--- BEGIN Source records ---

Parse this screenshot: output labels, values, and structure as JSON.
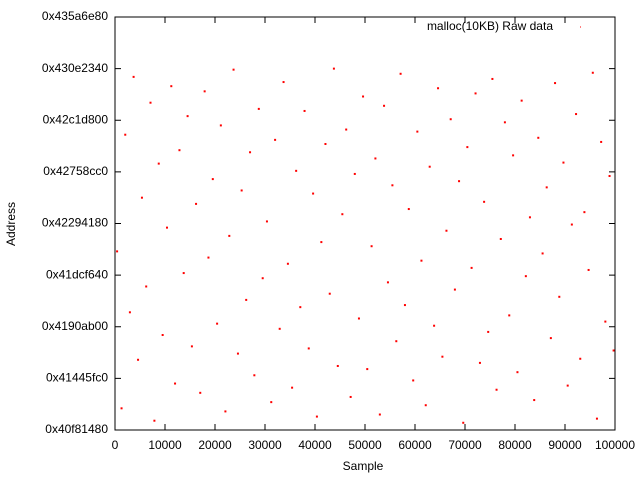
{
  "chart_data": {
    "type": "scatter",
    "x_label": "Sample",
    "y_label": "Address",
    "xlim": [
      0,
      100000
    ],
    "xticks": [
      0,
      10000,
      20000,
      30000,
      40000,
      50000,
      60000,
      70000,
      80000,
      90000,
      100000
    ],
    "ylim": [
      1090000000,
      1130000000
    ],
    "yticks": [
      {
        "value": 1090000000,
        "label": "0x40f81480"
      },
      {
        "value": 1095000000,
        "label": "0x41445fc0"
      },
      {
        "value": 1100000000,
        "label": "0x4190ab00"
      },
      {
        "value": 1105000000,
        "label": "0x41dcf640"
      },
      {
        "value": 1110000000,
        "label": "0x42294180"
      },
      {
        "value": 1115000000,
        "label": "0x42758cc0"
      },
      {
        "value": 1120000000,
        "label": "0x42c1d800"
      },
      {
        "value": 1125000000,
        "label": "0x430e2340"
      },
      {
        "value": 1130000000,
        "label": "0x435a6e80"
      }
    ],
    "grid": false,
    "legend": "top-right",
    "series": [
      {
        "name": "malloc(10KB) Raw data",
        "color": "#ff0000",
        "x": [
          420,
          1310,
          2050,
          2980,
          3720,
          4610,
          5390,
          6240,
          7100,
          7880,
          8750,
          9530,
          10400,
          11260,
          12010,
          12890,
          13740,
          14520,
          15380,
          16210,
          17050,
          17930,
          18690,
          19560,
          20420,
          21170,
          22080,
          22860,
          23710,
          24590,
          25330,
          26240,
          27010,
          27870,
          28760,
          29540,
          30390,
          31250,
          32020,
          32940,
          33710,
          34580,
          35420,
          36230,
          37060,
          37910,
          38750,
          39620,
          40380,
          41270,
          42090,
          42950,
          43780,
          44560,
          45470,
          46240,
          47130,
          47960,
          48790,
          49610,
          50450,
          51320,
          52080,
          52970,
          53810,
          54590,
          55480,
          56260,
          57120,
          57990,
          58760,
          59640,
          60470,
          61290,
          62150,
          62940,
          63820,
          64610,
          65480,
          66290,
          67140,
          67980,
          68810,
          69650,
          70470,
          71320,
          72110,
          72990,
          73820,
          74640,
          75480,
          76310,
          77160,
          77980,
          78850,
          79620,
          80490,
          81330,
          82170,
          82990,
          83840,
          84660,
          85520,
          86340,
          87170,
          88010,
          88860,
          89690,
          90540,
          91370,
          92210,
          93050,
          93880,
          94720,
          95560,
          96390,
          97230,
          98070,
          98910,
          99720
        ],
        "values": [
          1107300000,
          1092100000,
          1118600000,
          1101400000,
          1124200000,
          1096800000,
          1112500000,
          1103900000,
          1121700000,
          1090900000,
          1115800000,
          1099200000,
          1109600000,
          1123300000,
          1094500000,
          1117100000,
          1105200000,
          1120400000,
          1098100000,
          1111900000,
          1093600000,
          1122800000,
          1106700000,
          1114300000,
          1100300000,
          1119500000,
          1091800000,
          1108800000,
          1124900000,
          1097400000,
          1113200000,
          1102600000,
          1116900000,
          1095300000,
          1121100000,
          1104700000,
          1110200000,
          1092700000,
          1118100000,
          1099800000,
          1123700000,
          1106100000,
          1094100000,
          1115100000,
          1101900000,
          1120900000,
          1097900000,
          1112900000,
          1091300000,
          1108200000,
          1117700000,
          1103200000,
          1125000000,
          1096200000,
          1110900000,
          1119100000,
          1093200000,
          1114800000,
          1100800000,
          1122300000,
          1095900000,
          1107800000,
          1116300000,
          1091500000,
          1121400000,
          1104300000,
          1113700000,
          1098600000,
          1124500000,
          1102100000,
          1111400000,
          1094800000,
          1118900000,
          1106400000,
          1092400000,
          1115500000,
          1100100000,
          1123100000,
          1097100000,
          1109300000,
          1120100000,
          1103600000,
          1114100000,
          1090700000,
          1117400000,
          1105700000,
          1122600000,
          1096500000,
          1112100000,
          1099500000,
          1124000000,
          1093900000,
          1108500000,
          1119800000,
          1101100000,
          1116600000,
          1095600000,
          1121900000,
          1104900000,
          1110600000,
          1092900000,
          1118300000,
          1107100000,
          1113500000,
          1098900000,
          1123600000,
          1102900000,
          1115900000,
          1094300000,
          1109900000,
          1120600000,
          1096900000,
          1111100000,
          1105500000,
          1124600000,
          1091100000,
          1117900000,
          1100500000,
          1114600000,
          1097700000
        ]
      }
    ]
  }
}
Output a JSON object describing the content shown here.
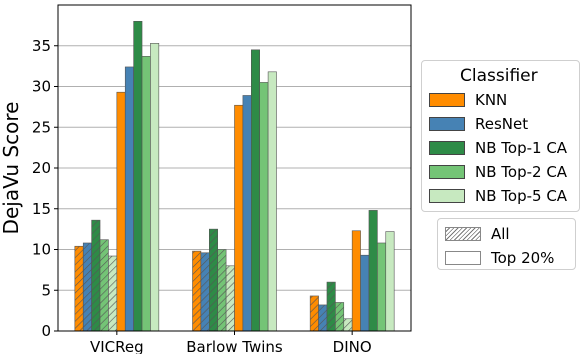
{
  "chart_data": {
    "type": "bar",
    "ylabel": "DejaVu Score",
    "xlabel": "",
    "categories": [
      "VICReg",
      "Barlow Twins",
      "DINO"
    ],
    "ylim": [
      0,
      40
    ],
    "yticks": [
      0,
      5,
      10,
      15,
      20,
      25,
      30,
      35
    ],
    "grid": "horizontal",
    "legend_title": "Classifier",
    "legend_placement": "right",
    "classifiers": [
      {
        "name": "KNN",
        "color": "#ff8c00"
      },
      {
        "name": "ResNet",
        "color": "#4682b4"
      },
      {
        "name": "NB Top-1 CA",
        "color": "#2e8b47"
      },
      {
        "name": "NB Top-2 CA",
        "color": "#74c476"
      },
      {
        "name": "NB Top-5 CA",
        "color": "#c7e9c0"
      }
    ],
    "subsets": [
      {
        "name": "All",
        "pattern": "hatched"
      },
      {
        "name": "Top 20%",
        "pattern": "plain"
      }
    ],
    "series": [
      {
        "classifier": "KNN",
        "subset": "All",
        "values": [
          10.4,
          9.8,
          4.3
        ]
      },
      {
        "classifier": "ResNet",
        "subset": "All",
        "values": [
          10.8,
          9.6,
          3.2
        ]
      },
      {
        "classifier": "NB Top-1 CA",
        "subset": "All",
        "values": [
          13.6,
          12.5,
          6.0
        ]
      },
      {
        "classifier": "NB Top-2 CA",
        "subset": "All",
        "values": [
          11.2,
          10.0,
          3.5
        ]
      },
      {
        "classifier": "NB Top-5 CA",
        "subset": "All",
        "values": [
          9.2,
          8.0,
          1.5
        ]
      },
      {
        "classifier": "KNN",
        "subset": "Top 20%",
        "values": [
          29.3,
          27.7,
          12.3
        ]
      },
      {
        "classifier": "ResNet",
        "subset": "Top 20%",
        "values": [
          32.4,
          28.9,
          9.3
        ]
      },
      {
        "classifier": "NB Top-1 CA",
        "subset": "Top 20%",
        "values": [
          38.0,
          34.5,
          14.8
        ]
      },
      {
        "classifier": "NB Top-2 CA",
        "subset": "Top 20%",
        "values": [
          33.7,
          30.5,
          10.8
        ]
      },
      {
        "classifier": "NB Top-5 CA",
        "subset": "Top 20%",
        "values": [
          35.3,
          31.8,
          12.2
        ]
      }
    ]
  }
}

--- END Source records ---

Select all lines with the word "color" from the entries above.

Response to this exercise |
        "color": "#ff0000",
        "color": "#ff8c00"
        "color": "#4682b4"
        "color": "#2e8b47"
        "color": "#74c476"
        "color": "#c7e9c0"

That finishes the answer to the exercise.